## BEGIN The data

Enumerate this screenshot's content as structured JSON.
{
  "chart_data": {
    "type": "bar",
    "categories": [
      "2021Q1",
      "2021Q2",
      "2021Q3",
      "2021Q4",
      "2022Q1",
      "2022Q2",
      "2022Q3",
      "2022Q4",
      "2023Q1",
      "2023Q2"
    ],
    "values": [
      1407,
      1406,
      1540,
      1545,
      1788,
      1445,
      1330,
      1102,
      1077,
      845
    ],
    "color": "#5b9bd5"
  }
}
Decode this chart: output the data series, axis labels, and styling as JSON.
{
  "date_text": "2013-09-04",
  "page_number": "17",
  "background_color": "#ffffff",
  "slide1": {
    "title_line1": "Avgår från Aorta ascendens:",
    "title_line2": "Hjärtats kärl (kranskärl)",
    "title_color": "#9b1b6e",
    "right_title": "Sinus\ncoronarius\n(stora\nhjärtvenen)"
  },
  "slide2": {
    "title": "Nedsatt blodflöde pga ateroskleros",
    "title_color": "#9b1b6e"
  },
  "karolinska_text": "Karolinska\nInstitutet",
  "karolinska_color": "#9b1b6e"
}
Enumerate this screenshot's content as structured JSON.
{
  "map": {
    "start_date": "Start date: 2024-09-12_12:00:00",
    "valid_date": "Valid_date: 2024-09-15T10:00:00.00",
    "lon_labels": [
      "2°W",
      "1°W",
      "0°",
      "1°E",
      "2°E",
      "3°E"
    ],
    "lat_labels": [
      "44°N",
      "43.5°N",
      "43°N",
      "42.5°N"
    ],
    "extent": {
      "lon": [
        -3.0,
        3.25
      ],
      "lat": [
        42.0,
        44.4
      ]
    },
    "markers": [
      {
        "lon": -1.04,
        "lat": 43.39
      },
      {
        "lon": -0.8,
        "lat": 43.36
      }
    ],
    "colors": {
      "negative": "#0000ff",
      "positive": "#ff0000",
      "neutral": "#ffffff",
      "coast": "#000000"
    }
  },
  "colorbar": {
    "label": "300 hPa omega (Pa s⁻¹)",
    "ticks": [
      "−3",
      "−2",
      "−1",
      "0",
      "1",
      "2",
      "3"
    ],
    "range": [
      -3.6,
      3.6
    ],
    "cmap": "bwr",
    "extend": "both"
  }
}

## END The data

## What you are asked to do
Output an exact copy of each record.

## Final answer
Enumerate this screenshot's content as structured JSON.
{
  "chart_data": {
    "type": "bar",
    "categories": [
      "2021Q1",
      "2021Q2",
      "2021Q3",
      "2021Q4",
      "2022Q1",
      "2022Q2",
      "2022Q3",
      "2022Q4",
      "2023Q1",
      "2023Q2"
    ],
    "values": [
      1407,
      1406,
      1540,
      1545,
      1788,
      1445,
      1330,
      1102,
      1077,
      845
    ],
    "color": "#5b9bd5"
  }
}
Decode this chart: output the data series, axis labels, and styling as JSON.
{
  "date_text": "2013-09-04",
  "page_number": "17",
  "background_color": "#ffffff",
  "slide1": {
    "title_line1": "Avgår från Aorta ascendens:",
    "title_line2": "Hjärtats kärl (kranskärl)",
    "title_color": "#9b1b6e",
    "right_title": "Sinus\ncoronarius\n(stora\nhjärtvenen)"
  },
  "slide2": {
    "title": "Nedsatt blodflöde pga ateroskleros",
    "title_color": "#9b1b6e"
  },
  "karolinska_text": "Karolinska\nInstitutet",
  "karolinska_color": "#9b1b6e"
}
Enumerate this screenshot's content as structured JSON.
{
  "map": {
    "start_date": "Start date: 2024-09-12_12:00:00",
    "valid_date": "Valid_date: 2024-09-15T10:00:00.00",
    "lon_labels": [
      "2°W",
      "1°W",
      "0°",
      "1°E",
      "2°E",
      "3°E"
    ],
    "lat_labels": [
      "44°N",
      "43.5°N",
      "43°N",
      "42.5°N"
    ],
    "extent": {
      "lon": [
        -3.0,
        3.25
      ],
      "lat": [
        42.0,
        44.4
      ]
    },
    "markers": [
      {
        "lon": -1.04,
        "lat": 43.39
      },
      {
        "lon": -0.8,
        "lat": 43.36
      }
    ],
    "colors": {
      "negative": "#0000ff",
      "positive": "#ff0000",
      "neutral": "#ffffff",
      "coast": "#000000"
    }
  },
  "colorbar": {
    "label": "300 hPa omega (Pa s⁻¹)",
    "ticks": [
      "−3",
      "−2",
      "−1",
      "0",
      "1",
      "2",
      "3"
    ],
    "range": [
      -3.6,
      3.6
    ],
    "cmap": "bwr",
    "extend": "both"
  }
}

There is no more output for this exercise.